EXERCISE
Each line that follows should be printed again exactly as it stands.

DATA EXCERPTS
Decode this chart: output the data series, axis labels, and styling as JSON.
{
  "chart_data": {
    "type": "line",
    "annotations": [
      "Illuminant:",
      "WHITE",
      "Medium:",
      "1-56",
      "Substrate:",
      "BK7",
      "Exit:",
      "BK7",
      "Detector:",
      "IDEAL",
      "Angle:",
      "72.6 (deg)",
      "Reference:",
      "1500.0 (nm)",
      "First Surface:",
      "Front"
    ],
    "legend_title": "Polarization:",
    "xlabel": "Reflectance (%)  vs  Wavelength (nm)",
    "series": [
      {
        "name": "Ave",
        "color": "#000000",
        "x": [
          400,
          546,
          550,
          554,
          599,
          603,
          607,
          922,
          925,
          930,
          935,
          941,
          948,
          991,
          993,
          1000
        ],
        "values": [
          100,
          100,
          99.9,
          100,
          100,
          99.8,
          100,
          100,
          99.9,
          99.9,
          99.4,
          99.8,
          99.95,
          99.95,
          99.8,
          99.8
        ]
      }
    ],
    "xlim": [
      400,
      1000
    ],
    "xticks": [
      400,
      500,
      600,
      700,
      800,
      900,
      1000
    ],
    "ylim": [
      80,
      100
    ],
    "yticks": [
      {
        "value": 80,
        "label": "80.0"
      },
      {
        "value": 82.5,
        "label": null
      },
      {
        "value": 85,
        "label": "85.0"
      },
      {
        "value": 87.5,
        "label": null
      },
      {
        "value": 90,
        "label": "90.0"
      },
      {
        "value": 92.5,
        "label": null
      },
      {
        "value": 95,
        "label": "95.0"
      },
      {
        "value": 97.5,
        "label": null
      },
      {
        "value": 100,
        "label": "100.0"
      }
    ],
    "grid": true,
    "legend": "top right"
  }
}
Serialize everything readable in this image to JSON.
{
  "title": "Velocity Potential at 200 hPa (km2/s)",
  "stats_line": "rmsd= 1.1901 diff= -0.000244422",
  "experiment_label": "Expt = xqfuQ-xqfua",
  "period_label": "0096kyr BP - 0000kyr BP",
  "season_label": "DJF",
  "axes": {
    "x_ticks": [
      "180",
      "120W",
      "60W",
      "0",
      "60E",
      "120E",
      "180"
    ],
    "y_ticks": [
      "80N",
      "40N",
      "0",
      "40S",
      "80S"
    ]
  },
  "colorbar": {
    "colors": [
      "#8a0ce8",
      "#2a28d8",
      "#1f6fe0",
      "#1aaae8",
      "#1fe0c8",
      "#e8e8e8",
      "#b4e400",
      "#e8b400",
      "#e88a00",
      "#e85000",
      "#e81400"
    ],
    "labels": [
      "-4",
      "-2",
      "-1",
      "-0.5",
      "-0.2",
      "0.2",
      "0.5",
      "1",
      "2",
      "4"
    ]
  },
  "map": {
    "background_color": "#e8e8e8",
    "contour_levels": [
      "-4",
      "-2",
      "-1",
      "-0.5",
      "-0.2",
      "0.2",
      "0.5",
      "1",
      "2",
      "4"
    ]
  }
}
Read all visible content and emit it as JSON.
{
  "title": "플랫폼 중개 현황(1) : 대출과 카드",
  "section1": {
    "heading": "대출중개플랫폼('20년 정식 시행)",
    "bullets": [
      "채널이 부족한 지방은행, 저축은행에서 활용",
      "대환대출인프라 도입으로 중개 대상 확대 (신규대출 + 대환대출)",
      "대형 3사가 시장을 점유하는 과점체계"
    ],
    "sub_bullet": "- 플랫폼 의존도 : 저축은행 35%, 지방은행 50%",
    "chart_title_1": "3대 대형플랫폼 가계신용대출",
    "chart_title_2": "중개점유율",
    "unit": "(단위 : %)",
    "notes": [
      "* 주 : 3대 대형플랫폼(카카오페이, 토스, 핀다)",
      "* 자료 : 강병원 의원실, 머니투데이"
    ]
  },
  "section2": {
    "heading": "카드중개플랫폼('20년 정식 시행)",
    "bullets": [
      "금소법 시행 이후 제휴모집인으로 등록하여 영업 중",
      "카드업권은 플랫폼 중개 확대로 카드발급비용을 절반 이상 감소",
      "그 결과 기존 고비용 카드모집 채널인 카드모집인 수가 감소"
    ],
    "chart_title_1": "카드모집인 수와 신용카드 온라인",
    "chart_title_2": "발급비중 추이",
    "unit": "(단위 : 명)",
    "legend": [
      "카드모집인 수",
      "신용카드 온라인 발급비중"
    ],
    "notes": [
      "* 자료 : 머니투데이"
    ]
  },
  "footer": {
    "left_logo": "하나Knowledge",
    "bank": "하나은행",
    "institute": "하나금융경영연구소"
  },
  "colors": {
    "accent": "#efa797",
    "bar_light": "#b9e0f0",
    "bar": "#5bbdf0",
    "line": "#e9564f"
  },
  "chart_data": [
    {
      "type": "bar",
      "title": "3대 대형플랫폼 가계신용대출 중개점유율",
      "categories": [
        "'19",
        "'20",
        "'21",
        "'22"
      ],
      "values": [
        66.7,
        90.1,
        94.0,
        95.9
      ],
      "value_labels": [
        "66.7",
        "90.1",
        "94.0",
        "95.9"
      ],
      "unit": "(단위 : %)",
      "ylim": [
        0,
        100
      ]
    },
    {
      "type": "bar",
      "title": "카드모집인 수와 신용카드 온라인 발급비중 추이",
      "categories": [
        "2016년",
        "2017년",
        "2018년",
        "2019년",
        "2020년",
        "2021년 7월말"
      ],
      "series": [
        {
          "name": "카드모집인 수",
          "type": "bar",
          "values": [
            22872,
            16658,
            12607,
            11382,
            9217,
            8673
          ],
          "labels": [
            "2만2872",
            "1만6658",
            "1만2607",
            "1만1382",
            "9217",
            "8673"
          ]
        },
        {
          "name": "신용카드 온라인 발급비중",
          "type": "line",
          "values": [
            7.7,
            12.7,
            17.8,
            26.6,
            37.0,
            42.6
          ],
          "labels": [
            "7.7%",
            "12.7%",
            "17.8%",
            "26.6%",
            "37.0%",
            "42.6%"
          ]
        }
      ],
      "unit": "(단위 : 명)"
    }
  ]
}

RESPONSE FOR THIS EXERCISE
Decode this chart: output the data series, axis labels, and styling as JSON.
{
  "chart_data": {
    "type": "line",
    "annotations": [
      "Illuminant:",
      "WHITE",
      "Medium:",
      "1-56",
      "Substrate:",
      "BK7",
      "Exit:",
      "BK7",
      "Detector:",
      "IDEAL",
      "Angle:",
      "72.6 (deg)",
      "Reference:",
      "1500.0 (nm)",
      "First Surface:",
      "Front"
    ],
    "legend_title": "Polarization:",
    "xlabel": "Reflectance (%)  vs  Wavelength (nm)",
    "series": [
      {
        "name": "Ave",
        "color": "#000000",
        "x": [
          400,
          546,
          550,
          554,
          599,
          603,
          607,
          922,
          925,
          930,
          935,
          941,
          948,
          991,
          993,
          1000
        ],
        "values": [
          100,
          100,
          99.9,
          100,
          100,
          99.8,
          100,
          100,
          99.9,
          99.9,
          99.4,
          99.8,
          99.95,
          99.95,
          99.8,
          99.8
        ]
      }
    ],
    "xlim": [
      400,
      1000
    ],
    "xticks": [
      400,
      500,
      600,
      700,
      800,
      900,
      1000
    ],
    "ylim": [
      80,
      100
    ],
    "yticks": [
      {
        "value": 80,
        "label": "80.0"
      },
      {
        "value": 82.5,
        "label": null
      },
      {
        "value": 85,
        "label": "85.0"
      },
      {
        "value": 87.5,
        "label": null
      },
      {
        "value": 90,
        "label": "90.0"
      },
      {
        "value": 92.5,
        "label": null
      },
      {
        "value": 95,
        "label": "95.0"
      },
      {
        "value": 97.5,
        "label": null
      },
      {
        "value": 100,
        "label": "100.0"
      }
    ],
    "grid": true,
    "legend": "top right"
  }
}
Serialize everything readable in this image to JSON.
{
  "title": "Velocity Potential at 200 hPa (km2/s)",
  "stats_line": "rmsd= 1.1901 diff= -0.000244422",
  "experiment_label": "Expt = xqfuQ-xqfua",
  "period_label": "0096kyr BP - 0000kyr BP",
  "season_label": "DJF",
  "axes": {
    "x_ticks": [
      "180",
      "120W",
      "60W",
      "0",
      "60E",
      "120E",
      "180"
    ],
    "y_ticks": [
      "80N",
      "40N",
      "0",
      "40S",
      "80S"
    ]
  },
  "colorbar": {
    "colors": [
      "#8a0ce8",
      "#2a28d8",
      "#1f6fe0",
      "#1aaae8",
      "#1fe0c8",
      "#e8e8e8",
      "#b4e400",
      "#e8b400",
      "#e88a00",
      "#e85000",
      "#e81400"
    ],
    "labels": [
      "-4",
      "-2",
      "-1",
      "-0.5",
      "-0.2",
      "0.2",
      "0.5",
      "1",
      "2",
      "4"
    ]
  },
  "map": {
    "background_color": "#e8e8e8",
    "contour_levels": [
      "-4",
      "-2",
      "-1",
      "-0.5",
      "-0.2",
      "0.2",
      "0.5",
      "1",
      "2",
      "4"
    ]
  }
}
Read all visible content and emit it as JSON.
{
  "title": "플랫폼 중개 현황(1) : 대출과 카드",
  "section1": {
    "heading": "대출중개플랫폼('20년 정식 시행)",
    "bullets": [
      "채널이 부족한 지방은행, 저축은행에서 활용",
      "대환대출인프라 도입으로 중개 대상 확대 (신규대출 + 대환대출)",
      "대형 3사가 시장을 점유하는 과점체계"
    ],
    "sub_bullet": "- 플랫폼 의존도 : 저축은행 35%, 지방은행 50%",
    "chart_title_1": "3대 대형플랫폼 가계신용대출",
    "chart_title_2": "중개점유율",
    "unit": "(단위 : %)",
    "notes": [
      "* 주 : 3대 대형플랫폼(카카오페이, 토스, 핀다)",
      "* 자료 : 강병원 의원실, 머니투데이"
    ]
  },
  "section2": {
    "heading": "카드중개플랫폼('20년 정식 시행)",
    "bullets": [
      "금소법 시행 이후 제휴모집인으로 등록하여 영업 중",
      "카드업권은 플랫폼 중개 확대로 카드발급비용을 절반 이상 감소",
      "그 결과 기존 고비용 카드모집 채널인 카드모집인 수가 감소"
    ],
    "chart_title_1": "카드모집인 수와 신용카드 온라인",
    "chart_title_2": "발급비중 추이",
    "unit": "(단위 : 명)",
    "legend": [
      "카드모집인 수",
      "신용카드 온라인 발급비중"
    ],
    "notes": [
      "* 자료 : 머니투데이"
    ]
  },
  "footer": {
    "left_logo": "하나Knowledge",
    "bank": "하나은행",
    "institute": "하나금융경영연구소"
  },
  "colors": {
    "accent": "#efa797",
    "bar_light": "#b9e0f0",
    "bar": "#5bbdf0",
    "line": "#e9564f"
  },
  "chart_data": [
    {
      "type": "bar",
      "title": "3대 대형플랫폼 가계신용대출 중개점유율",
      "categories": [
        "'19",
        "'20",
        "'21",
        "'22"
      ],
      "values": [
        66.7,
        90.1,
        94.0,
        95.9
      ],
      "value_labels": [
        "66.7",
        "90.1",
        "94.0",
        "95.9"
      ],
      "unit": "(단위 : %)",
      "ylim": [
        0,
        100
      ]
    },
    {
      "type": "bar",
      "title": "카드모집인 수와 신용카드 온라인 발급비중 추이",
      "categories": [
        "2016년",
        "2017년",
        "2018년",
        "2019년",
        "2020년",
        "2021년 7월말"
      ],
      "series": [
        {
          "name": "카드모집인 수",
          "type": "bar",
          "values": [
            22872,
            16658,
            12607,
            11382,
            9217,
            8673
          ],
          "labels": [
            "2만2872",
            "1만6658",
            "1만2607",
            "1만1382",
            "9217",
            "8673"
          ]
        },
        {
          "name": "신용카드 온라인 발급비중",
          "type": "line",
          "values": [
            7.7,
            12.7,
            17.8,
            26.6,
            37.0,
            42.6
          ],
          "labels": [
            "7.7%",
            "12.7%",
            "17.8%",
            "26.6%",
            "37.0%",
            "42.6%"
          ]
        }
      ],
      "unit": "(단위 : 명)"
    }
  ]
}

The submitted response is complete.